El siglo XX marcó el declive del corsé como prenda cotidiana, gracias a la moda de líneas sueltas y nuevos materiales en la ropa interior. Sin embargo, la aspiración a una figura snatched persistió.
Además, la profesionalización de la medicina y el auge de la cirugía plástica trasladaron la modificación corporal al quirófano. A inicios del siglo, los médicos emplearon inyecciones de parafina para corregir imperfecciones faciales, precursoras de los rellenos de colágeno.
Tras la Primera Guerra Mundial, técnicas quirúrgicas desarrolladas para las heridas de guerra se adaptaron a la estética y pronto la promesa de rejuvenecimiento superó el ámbito militar para alcanzar a artistas y particulares. El estigma, sin embargo, acompañó a quienes recurrían a estos procedimientos, sobre todo a las mujeres, vistas como vanidosas o transgresoras.
Durante el siglo XX y hasta hoy, la presión por la cintura pequeña se redefinió. En los años 2000, celebridades como Kim Kardashian popularizaron vestidos ceñidos y shapewear, reavivando la demanda de fajas y prendas de compresión.

El mercado de estas prendas en Norteamérica estima ventas mayores a USD 13.000 millones para 2033. Kardashian incluso lanzó su línea SKIMS, valorada en USD 4.000 millones. La tendencia se extendió al rostro, con productos como el “jaw bra” de SKIMS, que promete esculpir la mandíbula mediante compresión.
La cultura pop fue central en la difusión de estos ideales. La palabra snatched, originada en la cultura ballroom de los años 80 y 90, ganó popularidad en programas como RuPaul’s Drag Race, que en sus primeras ediciones premiaban la silueta reloj de arena conseguida con corsés y rellenos.
La figura snatched se asoció con perfección y sofisticación, aunque siempre envuelta en polémica. En 2019, Kim Kardashian generó controversia en la Met Gala por su cintura pronunciada, lograda con un corsé de Mr. Pearl, suscitando admiración y preocupación en redes sociales. Las reacciones evocaron las críticas victorianas, con titulares que resaltaban la ansiedad y el dolor ligados al corsé.

☆ ☆ ☆ ☆

> [Acción requerida]:
Según el fragmento sobre la figura snatched, ¿con qué corsé logró Kim Kardashian su cintura en la Met Gala de 2019?

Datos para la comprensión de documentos
☆ ☆ ☆ ☆

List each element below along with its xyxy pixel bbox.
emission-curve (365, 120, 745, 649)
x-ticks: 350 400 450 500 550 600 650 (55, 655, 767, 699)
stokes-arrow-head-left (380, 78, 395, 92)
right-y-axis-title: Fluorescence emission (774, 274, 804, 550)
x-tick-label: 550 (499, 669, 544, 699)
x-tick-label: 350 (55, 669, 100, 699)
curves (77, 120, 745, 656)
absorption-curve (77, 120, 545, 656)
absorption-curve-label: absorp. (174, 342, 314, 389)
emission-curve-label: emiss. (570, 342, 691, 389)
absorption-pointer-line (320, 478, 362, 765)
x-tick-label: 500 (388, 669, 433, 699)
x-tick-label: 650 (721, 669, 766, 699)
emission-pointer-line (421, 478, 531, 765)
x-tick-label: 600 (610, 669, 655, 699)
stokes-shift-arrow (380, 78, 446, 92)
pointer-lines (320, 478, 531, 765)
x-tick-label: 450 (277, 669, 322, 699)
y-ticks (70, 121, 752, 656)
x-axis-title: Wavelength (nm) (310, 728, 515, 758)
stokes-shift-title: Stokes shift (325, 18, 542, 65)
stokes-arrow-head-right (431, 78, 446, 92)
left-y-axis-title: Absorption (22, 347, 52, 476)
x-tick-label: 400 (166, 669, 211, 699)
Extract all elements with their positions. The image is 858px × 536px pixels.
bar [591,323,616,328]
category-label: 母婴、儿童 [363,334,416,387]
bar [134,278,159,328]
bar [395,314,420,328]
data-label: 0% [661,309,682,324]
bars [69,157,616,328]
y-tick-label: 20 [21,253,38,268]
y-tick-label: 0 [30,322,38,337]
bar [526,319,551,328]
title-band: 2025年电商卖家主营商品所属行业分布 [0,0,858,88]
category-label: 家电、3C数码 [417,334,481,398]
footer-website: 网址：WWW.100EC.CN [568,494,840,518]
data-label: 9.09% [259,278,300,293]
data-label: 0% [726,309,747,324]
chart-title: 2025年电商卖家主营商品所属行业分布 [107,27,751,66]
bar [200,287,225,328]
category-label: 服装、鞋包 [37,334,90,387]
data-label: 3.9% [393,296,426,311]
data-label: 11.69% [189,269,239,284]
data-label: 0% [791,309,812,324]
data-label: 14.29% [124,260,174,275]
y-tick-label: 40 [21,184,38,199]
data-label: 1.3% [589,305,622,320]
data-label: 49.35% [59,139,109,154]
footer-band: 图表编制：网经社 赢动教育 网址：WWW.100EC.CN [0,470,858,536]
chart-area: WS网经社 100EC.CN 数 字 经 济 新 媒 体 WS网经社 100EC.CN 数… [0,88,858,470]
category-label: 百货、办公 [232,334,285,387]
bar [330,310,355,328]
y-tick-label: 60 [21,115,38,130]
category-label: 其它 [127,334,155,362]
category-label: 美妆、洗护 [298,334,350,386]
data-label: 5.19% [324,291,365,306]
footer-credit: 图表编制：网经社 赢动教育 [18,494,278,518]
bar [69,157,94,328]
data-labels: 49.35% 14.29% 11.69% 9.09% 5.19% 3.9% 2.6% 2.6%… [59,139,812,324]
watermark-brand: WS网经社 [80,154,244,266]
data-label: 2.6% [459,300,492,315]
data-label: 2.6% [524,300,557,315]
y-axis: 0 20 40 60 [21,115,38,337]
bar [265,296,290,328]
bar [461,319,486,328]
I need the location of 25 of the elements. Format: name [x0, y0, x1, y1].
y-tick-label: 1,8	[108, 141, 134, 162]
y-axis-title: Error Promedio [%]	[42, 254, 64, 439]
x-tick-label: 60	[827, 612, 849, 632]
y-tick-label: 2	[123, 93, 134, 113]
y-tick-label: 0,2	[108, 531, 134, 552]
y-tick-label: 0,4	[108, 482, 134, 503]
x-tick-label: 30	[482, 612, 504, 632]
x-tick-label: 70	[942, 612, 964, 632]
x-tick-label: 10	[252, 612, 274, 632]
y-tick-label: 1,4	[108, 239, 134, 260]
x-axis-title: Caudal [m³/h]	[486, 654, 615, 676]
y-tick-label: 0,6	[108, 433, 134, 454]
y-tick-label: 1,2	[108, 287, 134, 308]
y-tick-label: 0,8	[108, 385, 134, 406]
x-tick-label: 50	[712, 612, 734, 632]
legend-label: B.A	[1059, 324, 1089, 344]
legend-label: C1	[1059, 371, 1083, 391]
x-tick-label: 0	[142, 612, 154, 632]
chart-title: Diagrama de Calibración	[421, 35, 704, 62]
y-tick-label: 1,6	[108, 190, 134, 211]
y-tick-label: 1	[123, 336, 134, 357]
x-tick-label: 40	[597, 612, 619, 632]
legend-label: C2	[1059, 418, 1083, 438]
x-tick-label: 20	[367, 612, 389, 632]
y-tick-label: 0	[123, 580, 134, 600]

☆ ☆ ☆ ☆

> [Respuesta escrita]:
Con un corsé de Mr. Pearl.